Exactly reproduce the entries, dropping any pictures from your copy.

>> Start Material supplied

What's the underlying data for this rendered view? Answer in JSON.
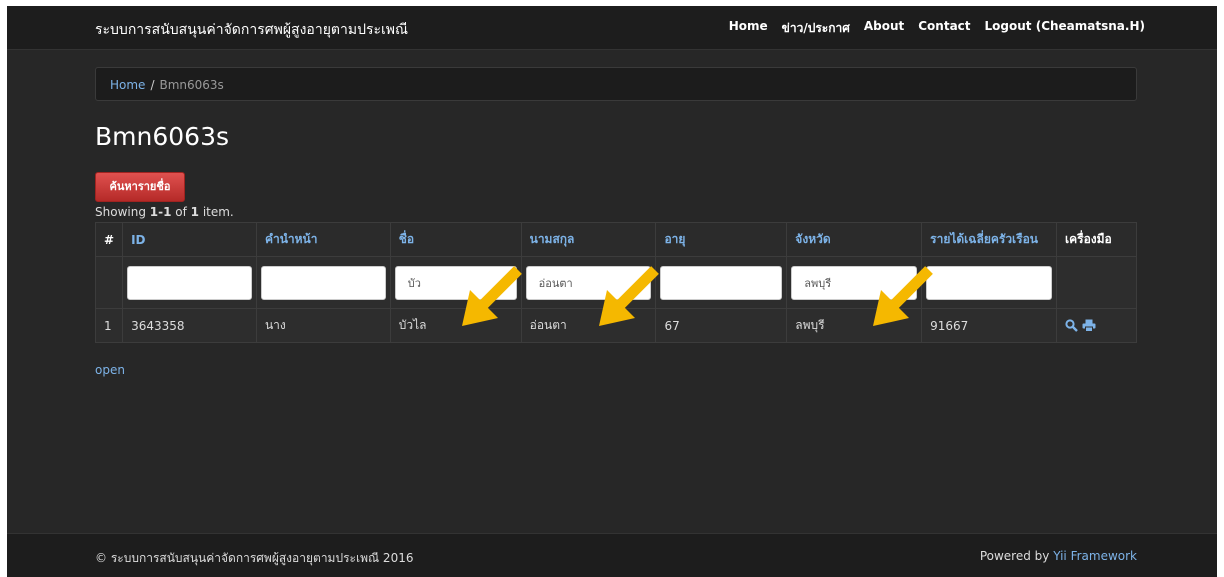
{
  "navbar": {
    "brand": "ระบบการสนับสนุนค่าจัดการศพผู้สูงอายุตามประเพณี",
    "links": [
      "Home",
      "ข่าว/ประกาศ",
      "About",
      "Contact",
      "Logout (Cheamatsna.H)"
    ]
  },
  "breadcrumb": {
    "home": "Home",
    "separator": "/",
    "current": "Bmn6063s"
  },
  "page_title": "Bmn6063s",
  "search_button": "ค้นหารายชื่อ",
  "summary": {
    "prefix": "Showing ",
    "range": "1-1",
    "middle": " of ",
    "total": "1",
    "suffix": " item."
  },
  "grid": {
    "headers": [
      "#",
      "ID",
      "คำนำหน้า",
      "ชื่อ",
      "นามสกุล",
      "อายุ",
      "จังหวัด",
      "รายได้เฉลี่ยครัวเรือน",
      "เครื่องมือ"
    ],
    "filters": [
      "",
      "",
      "บัว",
      "อ่อนตา",
      "",
      "ลพบุรี",
      ""
    ],
    "rows": [
      [
        "1",
        "3643358",
        "นาง",
        "บัวไล",
        "อ่อนตา",
        "67",
        "ลพบุรี",
        "91667"
      ]
    ],
    "row_tools": [
      "search-icon",
      "print-icon"
    ]
  },
  "open_link": "open",
  "footer": {
    "left": "© ระบบการสนับสนุนค่าจัดการศพผู้สูงอายุตามประเพณี 2016",
    "right_prefix": "Powered by ",
    "right_link": "Yii Framework"
  },
  "colors": {
    "arrow": "#f5b800",
    "link": "#7db3e8",
    "button": "#c9302c",
    "background": "#272727"
  }
}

>> End Material supplied

→ Task output:
What's the underlying data for this rendered view? Answer in JSON.
{
  "navbar": {
    "brand": "ระบบการสนับสนุนค่าจัดการศพผู้สูงอายุตามประเพณี",
    "links": [
      "Home",
      "ข่าว/ประกาศ",
      "About",
      "Contact",
      "Logout (Cheamatsna.H)"
    ]
  },
  "breadcrumb": {
    "home": "Home",
    "separator": "/",
    "current": "Bmn6063s"
  },
  "page_title": "Bmn6063s",
  "search_button": "ค้นหารายชื่อ",
  "summary": {
    "prefix": "Showing ",
    "range": "1-1",
    "middle": " of ",
    "total": "1",
    "suffix": " item."
  },
  "grid": {
    "headers": [
      "#",
      "ID",
      "คำนำหน้า",
      "ชื่อ",
      "นามสกุล",
      "อายุ",
      "จังหวัด",
      "รายได้เฉลี่ยครัวเรือน",
      "เครื่องมือ"
    ],
    "filters": [
      "",
      "",
      "บัว",
      "อ่อนตา",
      "",
      "ลพบุรี",
      ""
    ],
    "rows": [
      [
        "1",
        "3643358",
        "นาง",
        "บัวไล",
        "อ่อนตา",
        "67",
        "ลพบุรี",
        "91667"
      ]
    ],
    "row_tools": [
      "search-icon",
      "print-icon"
    ]
  },
  "open_link": "open",
  "footer": {
    "left": "© ระบบการสนับสนุนค่าจัดการศพผู้สูงอายุตามประเพณี 2016",
    "right_prefix": "Powered by ",
    "right_link": "Yii Framework"
  },
  "colors": {
    "arrow": "#f5b800",
    "link": "#7db3e8",
    "button": "#c9302c",
    "background": "#272727"
  }
}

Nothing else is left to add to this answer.